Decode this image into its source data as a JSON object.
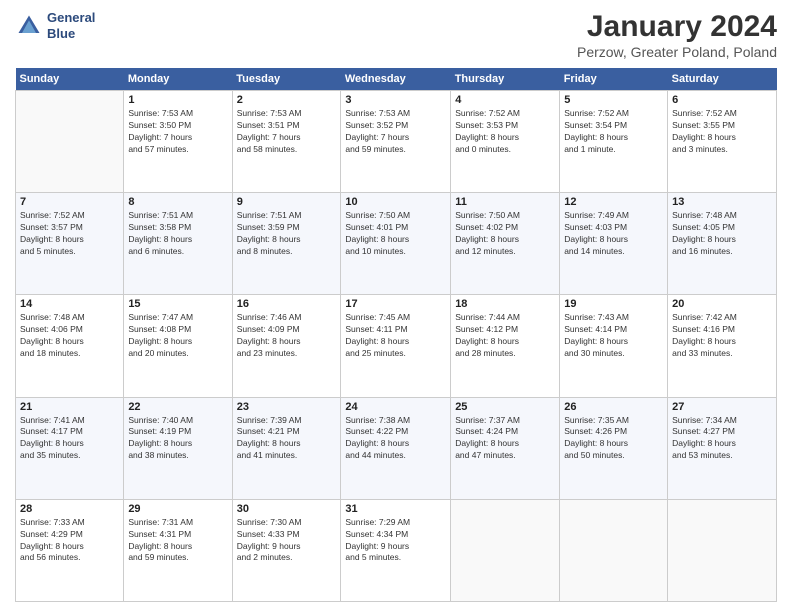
{
  "logo": {
    "line1": "General",
    "line2": "Blue"
  },
  "title": "January 2024",
  "subtitle": "Perzow, Greater Poland, Poland",
  "days_header": [
    "Sunday",
    "Monday",
    "Tuesday",
    "Wednesday",
    "Thursday",
    "Friday",
    "Saturday"
  ],
  "weeks": [
    [
      {
        "day": "",
        "info": ""
      },
      {
        "day": "1",
        "info": "Sunrise: 7:53 AM\nSunset: 3:50 PM\nDaylight: 7 hours\nand 57 minutes."
      },
      {
        "day": "2",
        "info": "Sunrise: 7:53 AM\nSunset: 3:51 PM\nDaylight: 7 hours\nand 58 minutes."
      },
      {
        "day": "3",
        "info": "Sunrise: 7:53 AM\nSunset: 3:52 PM\nDaylight: 7 hours\nand 59 minutes."
      },
      {
        "day": "4",
        "info": "Sunrise: 7:52 AM\nSunset: 3:53 PM\nDaylight: 8 hours\nand 0 minutes."
      },
      {
        "day": "5",
        "info": "Sunrise: 7:52 AM\nSunset: 3:54 PM\nDaylight: 8 hours\nand 1 minute."
      },
      {
        "day": "6",
        "info": "Sunrise: 7:52 AM\nSunset: 3:55 PM\nDaylight: 8 hours\nand 3 minutes."
      }
    ],
    [
      {
        "day": "7",
        "info": "Sunrise: 7:52 AM\nSunset: 3:57 PM\nDaylight: 8 hours\nand 5 minutes."
      },
      {
        "day": "8",
        "info": "Sunrise: 7:51 AM\nSunset: 3:58 PM\nDaylight: 8 hours\nand 6 minutes."
      },
      {
        "day": "9",
        "info": "Sunrise: 7:51 AM\nSunset: 3:59 PM\nDaylight: 8 hours\nand 8 minutes."
      },
      {
        "day": "10",
        "info": "Sunrise: 7:50 AM\nSunset: 4:01 PM\nDaylight: 8 hours\nand 10 minutes."
      },
      {
        "day": "11",
        "info": "Sunrise: 7:50 AM\nSunset: 4:02 PM\nDaylight: 8 hours\nand 12 minutes."
      },
      {
        "day": "12",
        "info": "Sunrise: 7:49 AM\nSunset: 4:03 PM\nDaylight: 8 hours\nand 14 minutes."
      },
      {
        "day": "13",
        "info": "Sunrise: 7:48 AM\nSunset: 4:05 PM\nDaylight: 8 hours\nand 16 minutes."
      }
    ],
    [
      {
        "day": "14",
        "info": "Sunrise: 7:48 AM\nSunset: 4:06 PM\nDaylight: 8 hours\nand 18 minutes."
      },
      {
        "day": "15",
        "info": "Sunrise: 7:47 AM\nSunset: 4:08 PM\nDaylight: 8 hours\nand 20 minutes."
      },
      {
        "day": "16",
        "info": "Sunrise: 7:46 AM\nSunset: 4:09 PM\nDaylight: 8 hours\nand 23 minutes."
      },
      {
        "day": "17",
        "info": "Sunrise: 7:45 AM\nSunset: 4:11 PM\nDaylight: 8 hours\nand 25 minutes."
      },
      {
        "day": "18",
        "info": "Sunrise: 7:44 AM\nSunset: 4:12 PM\nDaylight: 8 hours\nand 28 minutes."
      },
      {
        "day": "19",
        "info": "Sunrise: 7:43 AM\nSunset: 4:14 PM\nDaylight: 8 hours\nand 30 minutes."
      },
      {
        "day": "20",
        "info": "Sunrise: 7:42 AM\nSunset: 4:16 PM\nDaylight: 8 hours\nand 33 minutes."
      }
    ],
    [
      {
        "day": "21",
        "info": "Sunrise: 7:41 AM\nSunset: 4:17 PM\nDaylight: 8 hours\nand 35 minutes."
      },
      {
        "day": "22",
        "info": "Sunrise: 7:40 AM\nSunset: 4:19 PM\nDaylight: 8 hours\nand 38 minutes."
      },
      {
        "day": "23",
        "info": "Sunrise: 7:39 AM\nSunset: 4:21 PM\nDaylight: 8 hours\nand 41 minutes."
      },
      {
        "day": "24",
        "info": "Sunrise: 7:38 AM\nSunset: 4:22 PM\nDaylight: 8 hours\nand 44 minutes."
      },
      {
        "day": "25",
        "info": "Sunrise: 7:37 AM\nSunset: 4:24 PM\nDaylight: 8 hours\nand 47 minutes."
      },
      {
        "day": "26",
        "info": "Sunrise: 7:35 AM\nSunset: 4:26 PM\nDaylight: 8 hours\nand 50 minutes."
      },
      {
        "day": "27",
        "info": "Sunrise: 7:34 AM\nSunset: 4:27 PM\nDaylight: 8 hours\nand 53 minutes."
      }
    ],
    [
      {
        "day": "28",
        "info": "Sunrise: 7:33 AM\nSunset: 4:29 PM\nDaylight: 8 hours\nand 56 minutes."
      },
      {
        "day": "29",
        "info": "Sunrise: 7:31 AM\nSunset: 4:31 PM\nDaylight: 8 hours\nand 59 minutes."
      },
      {
        "day": "30",
        "info": "Sunrise: 7:30 AM\nSunset: 4:33 PM\nDaylight: 9 hours\nand 2 minutes."
      },
      {
        "day": "31",
        "info": "Sunrise: 7:29 AM\nSunset: 4:34 PM\nDaylight: 9 hours\nand 5 minutes."
      },
      {
        "day": "",
        "info": ""
      },
      {
        "day": "",
        "info": ""
      },
      {
        "day": "",
        "info": ""
      }
    ]
  ]
}
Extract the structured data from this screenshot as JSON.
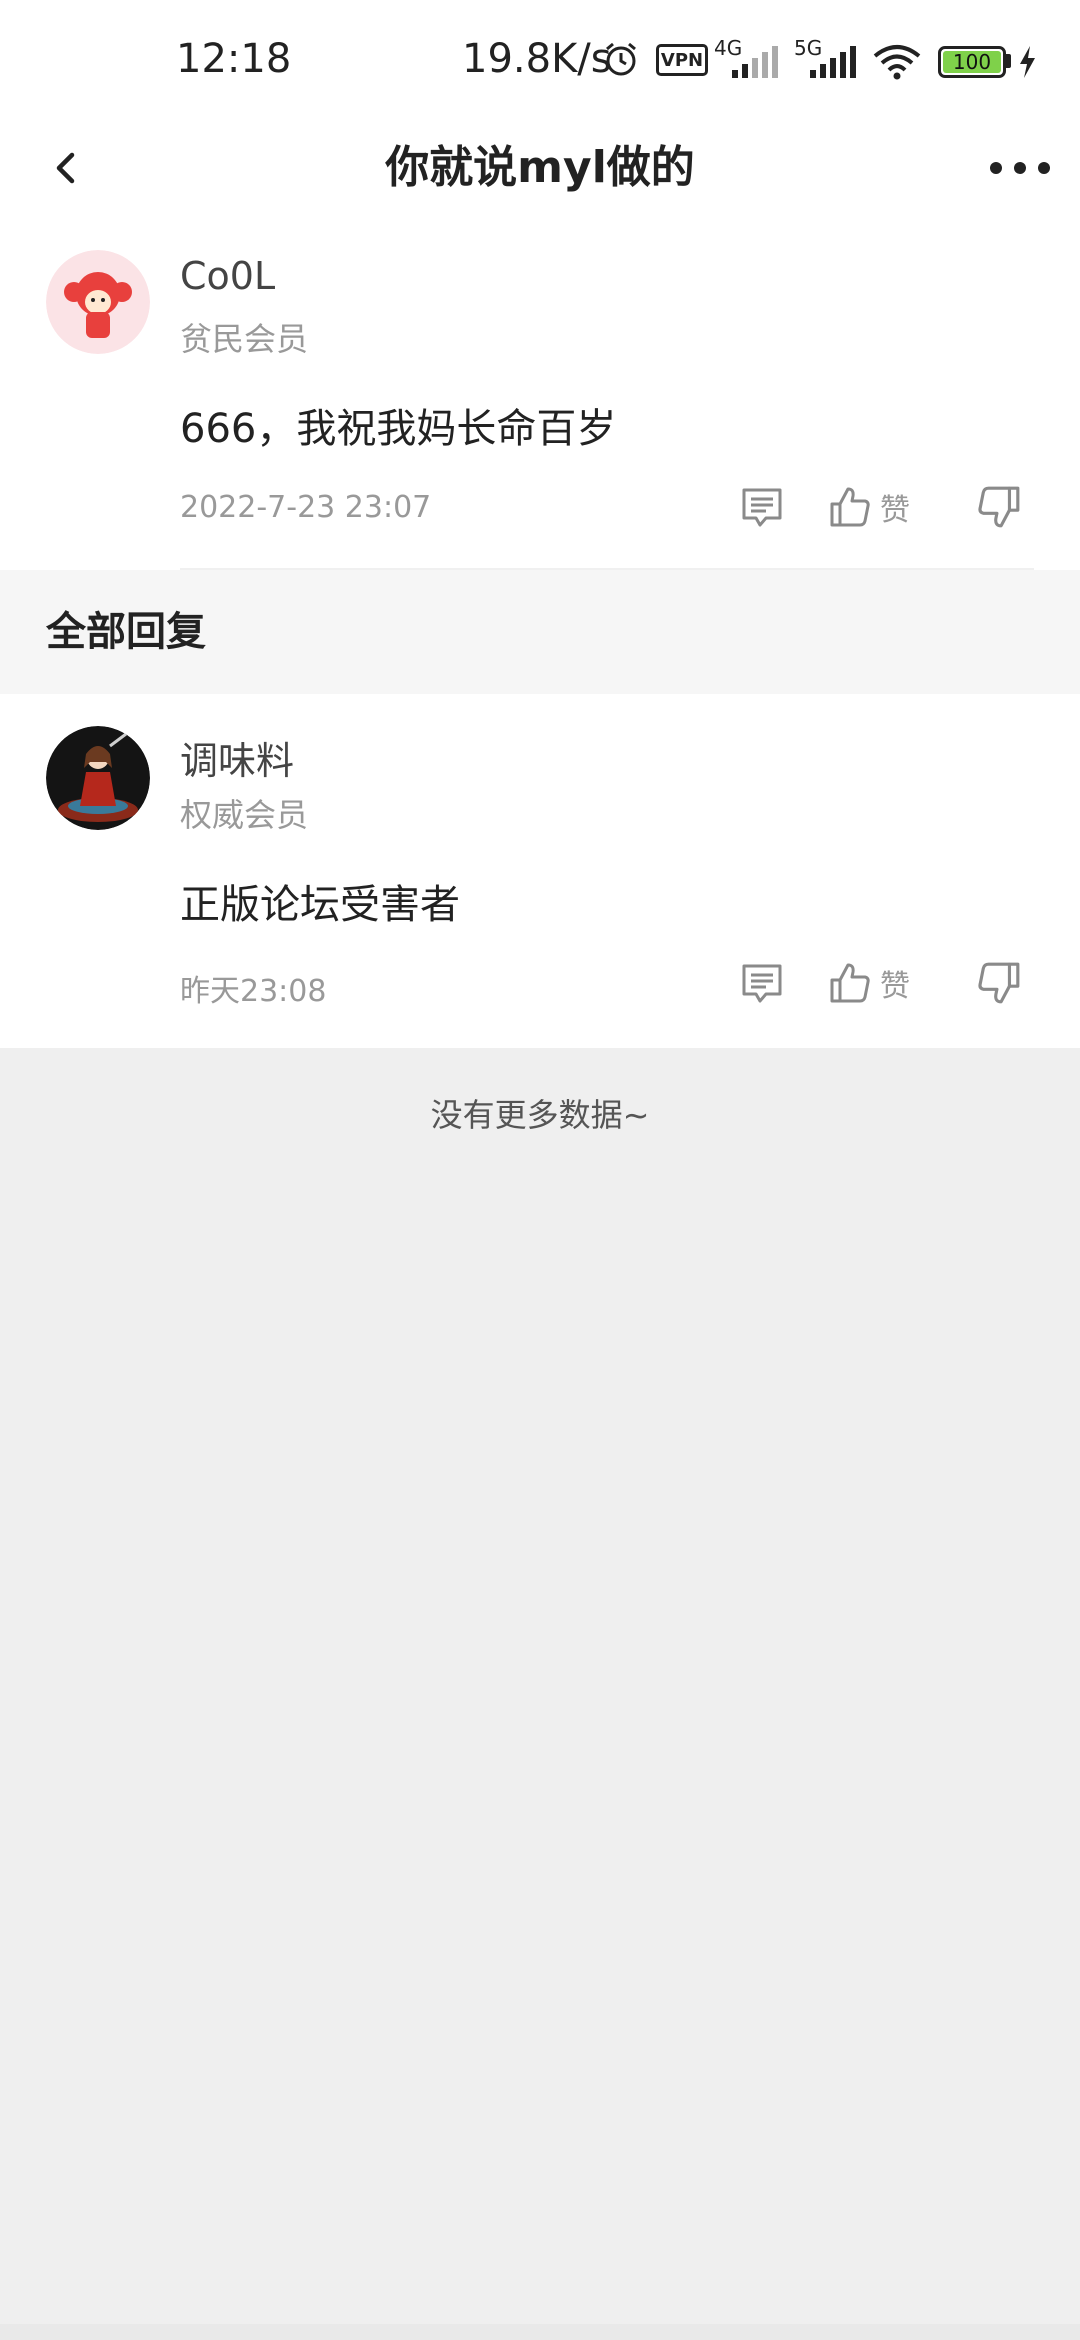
{
  "status_bar": {
    "time": "12:18",
    "net_speed": "19.8K/s",
    "vpn_label": "VPN",
    "net1_label": "4G",
    "net2_label": "5G",
    "battery_level": "100"
  },
  "header": {
    "title": "你就说myl做的"
  },
  "main_post": {
    "username": "Co0L",
    "member_level": "贫民会员",
    "content": "666，我祝我妈长命百岁",
    "timestamp": "2022-7-23 23:07",
    "like_label": "赞"
  },
  "replies_section": {
    "title": "全部回复"
  },
  "replies": [
    {
      "username": "调味料",
      "member_level": "权威会员",
      "content": "正版论坛受害者",
      "timestamp": "昨天23:08",
      "like_label": "赞"
    }
  ],
  "footer": {
    "no_more_text": "没有更多数据~"
  },
  "colors": {
    "accent_battery": "#7fd14a",
    "muted_text": "#999999",
    "page_bg": "#efefef"
  },
  "icons": {
    "back": "chevron-left-icon",
    "more": "more-dots-icon",
    "comment": "comment-icon",
    "like": "thumbs-up-icon",
    "dislike": "thumbs-down-icon"
  }
}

* [DESCRIPTION OF THE TASK]
Using the material above, report each line where "thumbs" occurs.

* [FULL OUTPUT]
    "like": "thumbs-up-icon",
    "dislike": "thumbs-down-icon"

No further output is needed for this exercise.